> _TASK TO COMPLETE_
Copy every line that contains the string "ChoCH" from the entries below.

> _EXERCISE MATERIALS_
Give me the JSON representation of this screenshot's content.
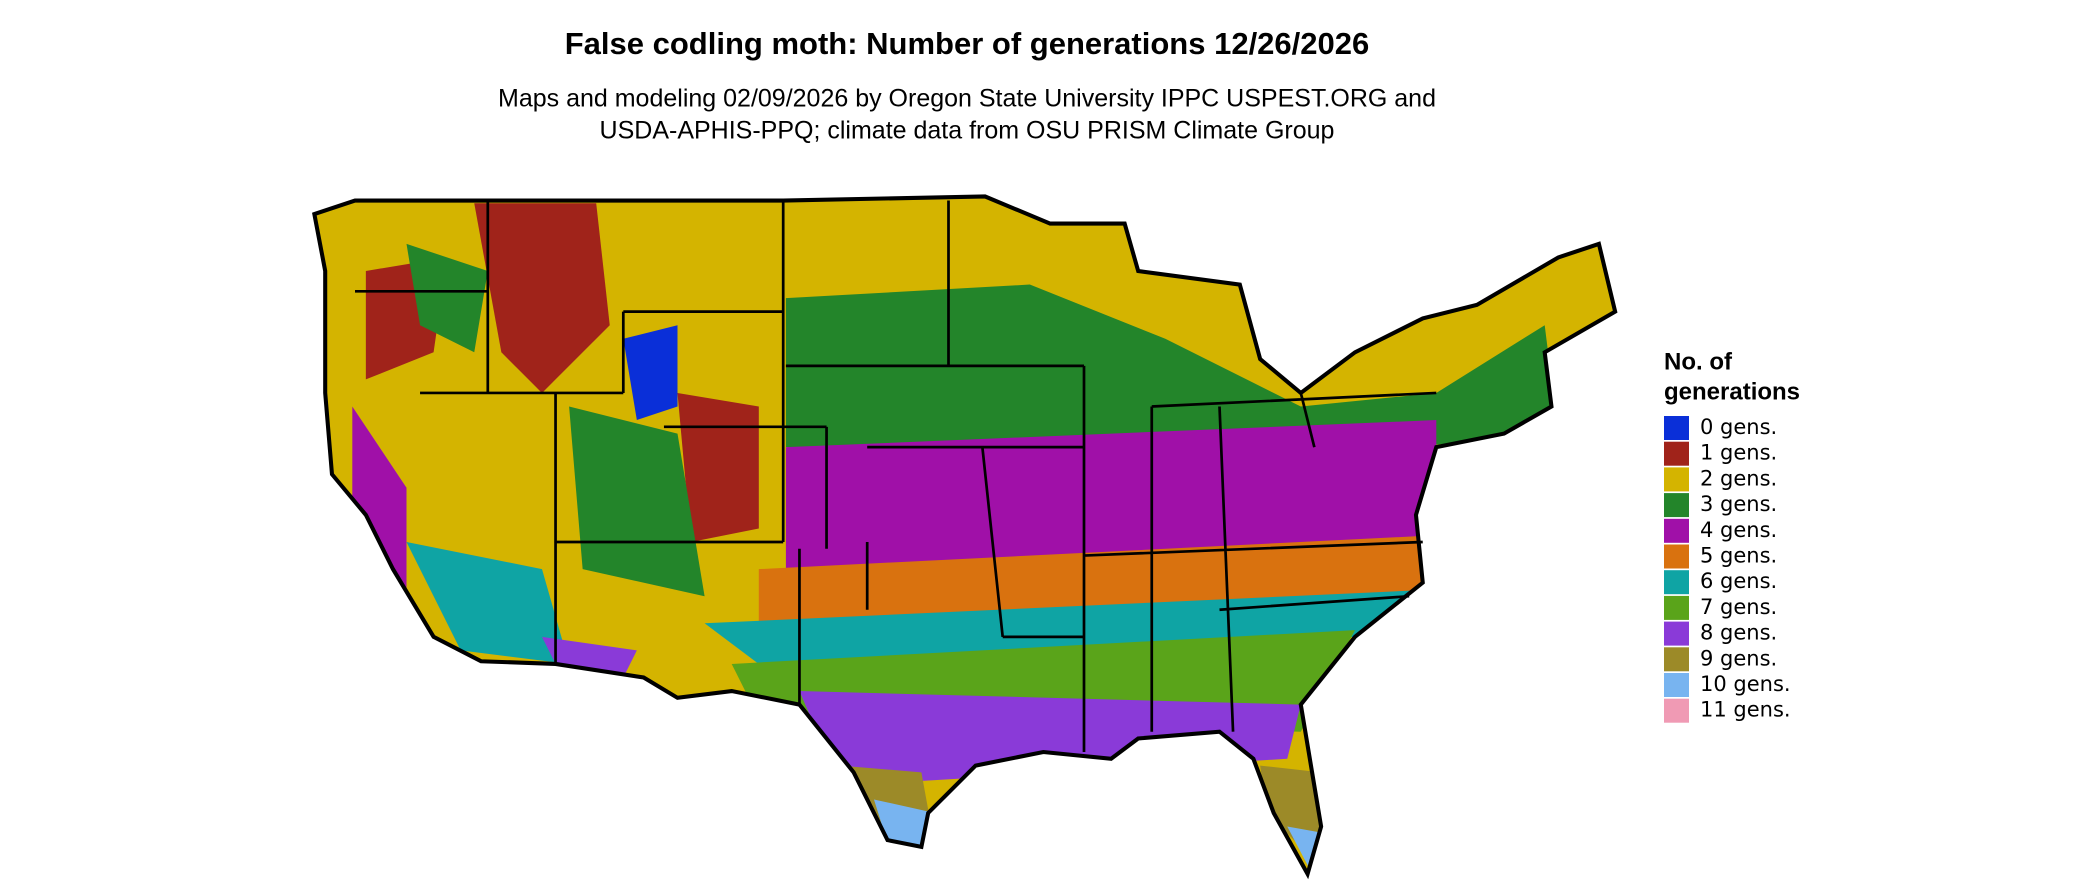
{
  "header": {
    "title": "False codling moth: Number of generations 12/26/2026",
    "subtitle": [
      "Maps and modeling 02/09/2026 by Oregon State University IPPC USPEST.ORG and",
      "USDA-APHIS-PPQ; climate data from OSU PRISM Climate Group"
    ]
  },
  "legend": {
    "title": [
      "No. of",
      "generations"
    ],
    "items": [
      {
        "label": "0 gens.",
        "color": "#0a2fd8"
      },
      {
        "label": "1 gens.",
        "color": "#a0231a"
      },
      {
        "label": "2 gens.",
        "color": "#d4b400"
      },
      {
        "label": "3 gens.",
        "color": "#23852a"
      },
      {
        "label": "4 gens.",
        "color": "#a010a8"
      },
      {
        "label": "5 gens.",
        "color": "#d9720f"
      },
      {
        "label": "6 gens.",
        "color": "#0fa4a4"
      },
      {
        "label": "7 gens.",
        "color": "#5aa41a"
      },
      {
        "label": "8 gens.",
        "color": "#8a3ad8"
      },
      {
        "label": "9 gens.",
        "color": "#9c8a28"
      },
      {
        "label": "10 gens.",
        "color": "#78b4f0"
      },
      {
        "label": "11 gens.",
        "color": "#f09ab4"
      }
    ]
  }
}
---
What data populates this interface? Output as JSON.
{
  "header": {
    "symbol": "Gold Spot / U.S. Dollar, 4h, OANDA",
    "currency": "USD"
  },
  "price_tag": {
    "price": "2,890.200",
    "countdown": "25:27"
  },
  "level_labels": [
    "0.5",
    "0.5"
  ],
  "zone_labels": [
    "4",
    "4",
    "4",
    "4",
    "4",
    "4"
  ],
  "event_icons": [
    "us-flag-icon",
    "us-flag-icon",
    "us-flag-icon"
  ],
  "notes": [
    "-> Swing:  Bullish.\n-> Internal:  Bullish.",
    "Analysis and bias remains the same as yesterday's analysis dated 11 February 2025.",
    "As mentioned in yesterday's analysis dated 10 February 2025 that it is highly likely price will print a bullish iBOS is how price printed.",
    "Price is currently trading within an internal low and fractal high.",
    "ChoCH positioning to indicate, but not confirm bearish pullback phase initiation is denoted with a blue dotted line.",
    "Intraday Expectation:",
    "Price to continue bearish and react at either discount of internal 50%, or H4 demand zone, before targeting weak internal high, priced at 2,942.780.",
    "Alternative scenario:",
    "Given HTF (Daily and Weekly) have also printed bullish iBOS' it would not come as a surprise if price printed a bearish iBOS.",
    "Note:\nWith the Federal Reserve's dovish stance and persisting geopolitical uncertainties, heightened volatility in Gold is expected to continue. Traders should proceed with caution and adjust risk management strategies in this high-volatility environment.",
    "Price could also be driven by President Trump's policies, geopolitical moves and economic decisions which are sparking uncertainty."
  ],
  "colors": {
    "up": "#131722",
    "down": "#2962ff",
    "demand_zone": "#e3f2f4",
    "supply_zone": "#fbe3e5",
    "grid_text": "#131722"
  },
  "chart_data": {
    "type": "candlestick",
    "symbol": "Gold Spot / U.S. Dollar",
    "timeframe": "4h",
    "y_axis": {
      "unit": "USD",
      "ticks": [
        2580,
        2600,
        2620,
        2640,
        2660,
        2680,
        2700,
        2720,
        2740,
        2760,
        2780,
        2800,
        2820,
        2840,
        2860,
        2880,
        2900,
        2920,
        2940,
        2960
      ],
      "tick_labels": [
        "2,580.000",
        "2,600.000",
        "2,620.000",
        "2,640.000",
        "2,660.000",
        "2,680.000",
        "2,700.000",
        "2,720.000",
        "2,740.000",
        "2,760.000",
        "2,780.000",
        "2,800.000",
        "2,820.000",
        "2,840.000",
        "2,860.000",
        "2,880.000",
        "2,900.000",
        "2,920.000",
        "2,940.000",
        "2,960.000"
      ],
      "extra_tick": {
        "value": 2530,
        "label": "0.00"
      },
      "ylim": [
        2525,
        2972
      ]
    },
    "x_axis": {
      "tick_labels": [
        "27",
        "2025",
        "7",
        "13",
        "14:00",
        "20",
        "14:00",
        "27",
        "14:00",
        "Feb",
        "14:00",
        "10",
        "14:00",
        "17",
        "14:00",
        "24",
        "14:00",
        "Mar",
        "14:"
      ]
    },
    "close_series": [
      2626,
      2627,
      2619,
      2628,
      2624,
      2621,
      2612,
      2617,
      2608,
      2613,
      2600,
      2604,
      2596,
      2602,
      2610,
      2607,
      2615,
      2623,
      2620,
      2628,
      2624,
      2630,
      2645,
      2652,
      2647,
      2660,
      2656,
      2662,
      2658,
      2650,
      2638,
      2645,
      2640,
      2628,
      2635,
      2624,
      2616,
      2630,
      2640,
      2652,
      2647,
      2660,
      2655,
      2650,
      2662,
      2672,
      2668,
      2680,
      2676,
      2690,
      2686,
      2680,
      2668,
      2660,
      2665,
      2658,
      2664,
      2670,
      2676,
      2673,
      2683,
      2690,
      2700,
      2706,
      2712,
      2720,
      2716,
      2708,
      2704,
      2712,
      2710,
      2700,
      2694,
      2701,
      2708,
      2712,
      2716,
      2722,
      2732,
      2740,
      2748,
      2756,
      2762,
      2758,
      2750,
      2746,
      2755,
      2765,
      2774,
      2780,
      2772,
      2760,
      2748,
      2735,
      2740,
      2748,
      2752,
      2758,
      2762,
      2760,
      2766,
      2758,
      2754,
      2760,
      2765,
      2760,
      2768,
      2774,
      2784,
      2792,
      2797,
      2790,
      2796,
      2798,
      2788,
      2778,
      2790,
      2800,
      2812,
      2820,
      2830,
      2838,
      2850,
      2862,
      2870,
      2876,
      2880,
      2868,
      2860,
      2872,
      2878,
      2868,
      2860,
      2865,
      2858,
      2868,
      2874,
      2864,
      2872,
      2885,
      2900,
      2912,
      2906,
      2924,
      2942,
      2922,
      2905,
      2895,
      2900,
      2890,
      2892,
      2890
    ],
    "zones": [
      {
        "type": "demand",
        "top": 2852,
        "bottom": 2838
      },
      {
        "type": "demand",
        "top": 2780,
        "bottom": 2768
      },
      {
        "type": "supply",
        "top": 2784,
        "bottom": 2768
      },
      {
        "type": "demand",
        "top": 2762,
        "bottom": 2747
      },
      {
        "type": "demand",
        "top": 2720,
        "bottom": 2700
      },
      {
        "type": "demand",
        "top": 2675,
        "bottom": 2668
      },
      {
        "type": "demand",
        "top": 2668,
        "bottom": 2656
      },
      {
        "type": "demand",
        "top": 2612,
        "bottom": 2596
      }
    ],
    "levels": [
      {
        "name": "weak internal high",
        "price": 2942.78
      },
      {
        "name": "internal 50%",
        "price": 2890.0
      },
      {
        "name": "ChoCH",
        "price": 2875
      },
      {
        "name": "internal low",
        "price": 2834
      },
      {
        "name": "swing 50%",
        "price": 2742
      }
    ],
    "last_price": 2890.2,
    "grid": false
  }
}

> _TASK OUTPUT_
    "ChoCH positioning to indicate, but not confirm bearish pullback phase initiation is denoted with a blue dotted line.",
        "name": "ChoCH",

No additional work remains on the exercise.